**Data lines:**

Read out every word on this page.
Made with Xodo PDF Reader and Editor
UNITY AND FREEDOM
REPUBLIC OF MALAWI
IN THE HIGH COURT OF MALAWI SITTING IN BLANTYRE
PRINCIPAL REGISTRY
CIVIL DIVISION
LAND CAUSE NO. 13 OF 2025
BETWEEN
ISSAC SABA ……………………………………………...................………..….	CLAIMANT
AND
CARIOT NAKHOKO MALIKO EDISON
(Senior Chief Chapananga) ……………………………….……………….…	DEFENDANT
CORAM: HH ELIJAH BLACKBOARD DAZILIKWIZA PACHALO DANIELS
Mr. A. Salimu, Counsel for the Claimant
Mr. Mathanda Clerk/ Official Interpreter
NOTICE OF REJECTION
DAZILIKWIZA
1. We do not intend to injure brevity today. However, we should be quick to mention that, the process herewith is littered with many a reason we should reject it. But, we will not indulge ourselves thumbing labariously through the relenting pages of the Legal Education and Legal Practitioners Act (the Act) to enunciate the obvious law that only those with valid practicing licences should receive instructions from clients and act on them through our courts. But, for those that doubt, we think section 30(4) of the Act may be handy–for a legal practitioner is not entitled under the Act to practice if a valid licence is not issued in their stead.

**Work instructions:**
Reproduce all of the entries word for word.

**Complete answer:**
Read out every word on this page.
Made with Xodo PDF Reader and Editor
UNITY AND FREEDOM
REPUBLIC OF MALAWI
IN THE HIGH COURT OF MALAWI SITTING IN BLANTYRE
PRINCIPAL REGISTRY
CIVIL DIVISION
LAND CAUSE NO. 13 OF 2025
BETWEEN
ISSAC SABA ……………………………………………...................………..….	CLAIMANT
AND
CARIOT NAKHOKO MALIKO EDISON
(Senior Chief Chapananga) ……………………………….……………….…	DEFENDANT
CORAM: HH ELIJAH BLACKBOARD DAZILIKWIZA PACHALO DANIELS
Mr. A. Salimu, Counsel for the Claimant
Mr. Mathanda Clerk/ Official Interpreter
NOTICE OF REJECTION
DAZILIKWIZA
1. We do not intend to injure brevity today. However, we should be quick to mention that, the process herewith is littered with many a reason we should reject it. But, we will not indulge ourselves thumbing labariously through the relenting pages of the Legal Education and Legal Practitioners Act (the Act) to enunciate the obvious law that only those with valid practicing licences should receive instructions from clients and act on them through our courts. But, for those that doubt, we think section 30(4) of the Act may be handy–for a legal practitioner is not entitled under the Act to practice if a valid licence is not issued in their stead.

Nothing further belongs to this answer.